### Data for processing
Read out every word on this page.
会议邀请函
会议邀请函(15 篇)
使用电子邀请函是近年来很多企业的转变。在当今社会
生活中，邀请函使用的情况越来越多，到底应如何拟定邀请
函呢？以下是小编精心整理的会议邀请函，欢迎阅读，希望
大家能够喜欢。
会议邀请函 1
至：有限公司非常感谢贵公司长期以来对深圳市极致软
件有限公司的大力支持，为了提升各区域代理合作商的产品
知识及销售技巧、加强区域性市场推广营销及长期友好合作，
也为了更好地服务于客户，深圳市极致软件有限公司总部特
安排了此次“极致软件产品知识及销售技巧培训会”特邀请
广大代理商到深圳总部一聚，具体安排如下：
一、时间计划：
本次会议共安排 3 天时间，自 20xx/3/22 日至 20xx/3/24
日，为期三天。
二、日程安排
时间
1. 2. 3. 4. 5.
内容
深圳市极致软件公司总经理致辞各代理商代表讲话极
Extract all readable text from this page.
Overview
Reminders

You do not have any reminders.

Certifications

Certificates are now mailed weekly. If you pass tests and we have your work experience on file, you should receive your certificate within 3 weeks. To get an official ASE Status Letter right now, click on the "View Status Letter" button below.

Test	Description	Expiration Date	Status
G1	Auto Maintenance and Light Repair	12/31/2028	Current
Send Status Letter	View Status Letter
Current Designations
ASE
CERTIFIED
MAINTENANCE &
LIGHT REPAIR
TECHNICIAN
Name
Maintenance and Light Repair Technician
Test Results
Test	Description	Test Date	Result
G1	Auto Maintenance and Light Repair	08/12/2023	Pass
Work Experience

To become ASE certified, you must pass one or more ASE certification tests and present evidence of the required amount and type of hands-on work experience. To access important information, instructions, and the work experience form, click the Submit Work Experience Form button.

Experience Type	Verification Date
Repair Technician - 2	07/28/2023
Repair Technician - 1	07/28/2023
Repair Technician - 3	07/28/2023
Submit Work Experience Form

### Task to complete
Output the whole listing above again, word for word.

### Solution
Read out every word on this page.
会议邀请函
会议邀请函(15 篇)
使用电子邀请函是近年来很多企业的转变。在当今社会
生活中，邀请函使用的情况越来越多，到底应如何拟定邀请
函呢？以下是小编精心整理的会议邀请函，欢迎阅读，希望
大家能够喜欢。
会议邀请函 1
至：有限公司非常感谢贵公司长期以来对深圳市极致软
件有限公司的大力支持，为了提升各区域代理合作商的产品
知识及销售技巧、加强区域性市场推广营销及长期友好合作，
也为了更好地服务于客户，深圳市极致软件有限公司总部特
安排了此次“极致软件产品知识及销售技巧培训会”特邀请
广大代理商到深圳总部一聚，具体安排如下：
一、时间计划：
本次会议共安排 3 天时间，自 20xx/3/22 日至 20xx/3/24
日，为期三天。
二、日程安排
时间
1. 2. 3. 4. 5.
内容
深圳市极致软件公司总经理致辞各代理商代表讲话极
Extract all readable text from this page.
Overview
Reminders

You do not have any reminders.

Certifications

Certificates are now mailed weekly. If you pass tests and we have your work experience on file, you should receive your certificate within 3 weeks. To get an official ASE Status Letter right now, click on the "View Status Letter" button below.

Test	Description	Expiration Date	Status
G1	Auto Maintenance and Light Repair	12/31/2028	Current
Send Status Letter	View Status Letter
Current Designations
ASE
CERTIFIED
MAINTENANCE &
LIGHT REPAIR
TECHNICIAN
Name
Maintenance and Light Repair Technician
Test Results
Test	Description	Test Date	Result
G1	Auto Maintenance and Light Repair	08/12/2023	Pass
Work Experience

To become ASE certified, you must pass one or more ASE certification tests and present evidence of the required amount and type of hands-on work experience. To access important information, instructions, and the work experience form, click the Submit Work Experience Form button.

Experience Type	Verification Date
Repair Technician - 2	07/28/2023
Repair Technician - 1	07/28/2023
Repair Technician - 3	07/28/2023
Submit Work Experience Form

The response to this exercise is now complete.